Figure data in JSON:
** start **

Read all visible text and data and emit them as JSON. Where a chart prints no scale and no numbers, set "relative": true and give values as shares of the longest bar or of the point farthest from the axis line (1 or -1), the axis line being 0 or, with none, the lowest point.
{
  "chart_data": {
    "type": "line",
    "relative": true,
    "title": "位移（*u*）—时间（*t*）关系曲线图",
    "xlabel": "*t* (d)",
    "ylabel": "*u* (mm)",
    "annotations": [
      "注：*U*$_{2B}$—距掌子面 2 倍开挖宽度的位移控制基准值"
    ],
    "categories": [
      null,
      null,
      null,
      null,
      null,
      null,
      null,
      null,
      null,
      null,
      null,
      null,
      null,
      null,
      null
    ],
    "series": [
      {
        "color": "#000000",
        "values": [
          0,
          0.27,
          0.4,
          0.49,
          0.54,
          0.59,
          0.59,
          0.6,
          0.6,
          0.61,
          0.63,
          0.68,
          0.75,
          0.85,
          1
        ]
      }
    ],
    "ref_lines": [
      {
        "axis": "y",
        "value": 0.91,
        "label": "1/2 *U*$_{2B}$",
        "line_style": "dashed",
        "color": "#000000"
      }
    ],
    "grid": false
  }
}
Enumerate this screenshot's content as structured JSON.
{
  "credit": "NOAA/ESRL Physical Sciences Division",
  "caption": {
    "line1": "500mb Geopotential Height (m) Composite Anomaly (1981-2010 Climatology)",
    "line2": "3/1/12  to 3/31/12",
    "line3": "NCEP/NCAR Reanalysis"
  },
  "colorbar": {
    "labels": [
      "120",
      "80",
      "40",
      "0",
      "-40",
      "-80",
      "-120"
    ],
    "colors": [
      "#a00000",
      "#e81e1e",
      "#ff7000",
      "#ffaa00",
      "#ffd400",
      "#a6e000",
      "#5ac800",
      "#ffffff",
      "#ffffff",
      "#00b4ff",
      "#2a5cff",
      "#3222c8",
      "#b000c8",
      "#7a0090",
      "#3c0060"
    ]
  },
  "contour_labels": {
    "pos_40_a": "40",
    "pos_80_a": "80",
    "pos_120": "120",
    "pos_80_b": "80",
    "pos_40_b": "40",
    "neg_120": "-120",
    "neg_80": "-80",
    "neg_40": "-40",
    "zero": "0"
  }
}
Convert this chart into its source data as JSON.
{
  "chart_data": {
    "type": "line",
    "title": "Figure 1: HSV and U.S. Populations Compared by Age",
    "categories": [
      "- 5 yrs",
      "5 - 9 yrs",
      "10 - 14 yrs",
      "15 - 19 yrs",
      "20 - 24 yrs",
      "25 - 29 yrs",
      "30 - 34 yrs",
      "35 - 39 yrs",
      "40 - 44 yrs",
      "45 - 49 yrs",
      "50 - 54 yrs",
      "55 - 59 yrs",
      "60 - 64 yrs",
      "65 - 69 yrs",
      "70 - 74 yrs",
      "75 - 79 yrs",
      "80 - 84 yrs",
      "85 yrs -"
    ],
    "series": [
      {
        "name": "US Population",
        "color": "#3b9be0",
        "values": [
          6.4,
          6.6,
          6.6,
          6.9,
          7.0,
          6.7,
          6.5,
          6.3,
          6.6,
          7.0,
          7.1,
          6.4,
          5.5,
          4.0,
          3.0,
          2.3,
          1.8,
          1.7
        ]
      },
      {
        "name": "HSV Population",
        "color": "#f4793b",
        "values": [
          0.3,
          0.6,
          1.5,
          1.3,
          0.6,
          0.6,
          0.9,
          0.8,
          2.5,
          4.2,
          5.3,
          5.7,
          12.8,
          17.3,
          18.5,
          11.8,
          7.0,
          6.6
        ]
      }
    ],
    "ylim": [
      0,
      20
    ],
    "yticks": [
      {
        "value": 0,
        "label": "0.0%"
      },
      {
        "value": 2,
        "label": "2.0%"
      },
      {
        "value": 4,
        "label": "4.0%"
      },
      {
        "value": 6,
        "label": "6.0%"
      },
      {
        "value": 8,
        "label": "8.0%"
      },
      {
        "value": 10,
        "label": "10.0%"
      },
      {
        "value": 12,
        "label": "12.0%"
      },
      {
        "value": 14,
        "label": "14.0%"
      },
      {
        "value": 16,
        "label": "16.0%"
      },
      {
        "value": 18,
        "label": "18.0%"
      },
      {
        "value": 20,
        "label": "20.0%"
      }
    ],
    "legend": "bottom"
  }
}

** end **

WRITTEN TASK — Give back each line above precisely as it stands.

OUTPUT OF THE EXERCISE —
Read all visible text and data and emit them as JSON. Where a chart prints no scale and no numbers, set "relative": true and give values as shares of the longest bar or of the point farthest from the axis line (1 or -1), the axis line being 0 or, with none, the lowest point.
{
  "chart_data": {
    "type": "line",
    "relative": true,
    "title": "位移（*u*）—时间（*t*）关系曲线图",
    "xlabel": "*t* (d)",
    "ylabel": "*u* (mm)",
    "annotations": [
      "注：*U*$_{2B}$—距掌子面 2 倍开挖宽度的位移控制基准值"
    ],
    "categories": [
      null,
      null,
      null,
      null,
      null,
      null,
      null,
      null,
      null,
      null,
      null,
      null,
      null,
      null,
      null
    ],
    "series": [
      {
        "color": "#000000",
        "values": [
          0,
          0.27,
          0.4,
          0.49,
          0.54,
          0.59,
          0.59,
          0.6,
          0.6,
          0.61,
          0.63,
          0.68,
          0.75,
          0.85,
          1
        ]
      }
    ],
    "ref_lines": [
      {
        "axis": "y",
        "value": 0.91,
        "label": "1/2 *U*$_{2B}$",
        "line_style": "dashed",
        "color": "#000000"
      }
    ],
    "grid": false
  }
}
Enumerate this screenshot's content as structured JSON.
{
  "credit": "NOAA/ESRL Physical Sciences Division",
  "caption": {
    "line1": "500mb Geopotential Height (m) Composite Anomaly (1981-2010 Climatology)",
    "line2": "3/1/12  to 3/31/12",
    "line3": "NCEP/NCAR Reanalysis"
  },
  "colorbar": {
    "labels": [
      "120",
      "80",
      "40",
      "0",
      "-40",
      "-80",
      "-120"
    ],
    "colors": [
      "#a00000",
      "#e81e1e",
      "#ff7000",
      "#ffaa00",
      "#ffd400",
      "#a6e000",
      "#5ac800",
      "#ffffff",
      "#ffffff",
      "#00b4ff",
      "#2a5cff",
      "#3222c8",
      "#b000c8",
      "#7a0090",
      "#3c0060"
    ]
  },
  "contour_labels": {
    "pos_40_a": "40",
    "pos_80_a": "80",
    "pos_120": "120",
    "pos_80_b": "80",
    "pos_40_b": "40",
    "neg_120": "-120",
    "neg_80": "-80",
    "neg_40": "-40",
    "zero": "0"
  }
}
Convert this chart into its source data as JSON.
{
  "chart_data": {
    "type": "line",
    "title": "Figure 1: HSV and U.S. Populations Compared by Age",
    "categories": [
      "- 5 yrs",
      "5 - 9 yrs",
      "10 - 14 yrs",
      "15 - 19 yrs",
      "20 - 24 yrs",
      "25 - 29 yrs",
      "30 - 34 yrs",
      "35 - 39 yrs",
      "40 - 44 yrs",
      "45 - 49 yrs",
      "50 - 54 yrs",
      "55 - 59 yrs",
      "60 - 64 yrs",
      "65 - 69 yrs",
      "70 - 74 yrs",
      "75 - 79 yrs",
      "80 - 84 yrs",
      "85 yrs -"
    ],
    "series": [
      {
        "name": "US Population",
        "color": "#3b9be0",
        "values": [
          6.4,
          6.6,
          6.6,
          6.9,
          7.0,
          6.7,
          6.5,
          6.3,
          6.6,
          7.0,
          7.1,
          6.4,
          5.5,
          4.0,
          3.0,
          2.3,
          1.8,
          1.7
        ]
      },
      {
        "name": "HSV Population",
        "color": "#f4793b",
        "values": [
          0.3,
          0.6,
          1.5,
          1.3,
          0.6,
          0.6,
          0.9,
          0.8,
          2.5,
          4.2,
          5.3,
          5.7,
          12.8,
          17.3,
          18.5,
          11.8,
          7.0,
          6.6
        ]
      }
    ],
    "ylim": [
      0,
      20
    ],
    "yticks": [
      {
        "value": 0,
        "label": "0.0%"
      },
      {
        "value": 2,
        "label": "2.0%"
      },
      {
        "value": 4,
        "label": "4.0%"
      },
      {
        "value": 6,
        "label": "6.0%"
      },
      {
        "value": 8,
        "label": "8.0%"
      },
      {
        "value": 10,
        "label": "10.0%"
      },
      {
        "value": 12,
        "label": "12.0%"
      },
      {
        "value": 14,
        "label": "14.0%"
      },
      {
        "value": 16,
        "label": "16.0%"
      },
      {
        "value": 18,
        "label": "18.0%"
      },
      {
        "value": 20,
        "label": "20.0%"
      }
    ],
    "legend": "bottom"
  }
}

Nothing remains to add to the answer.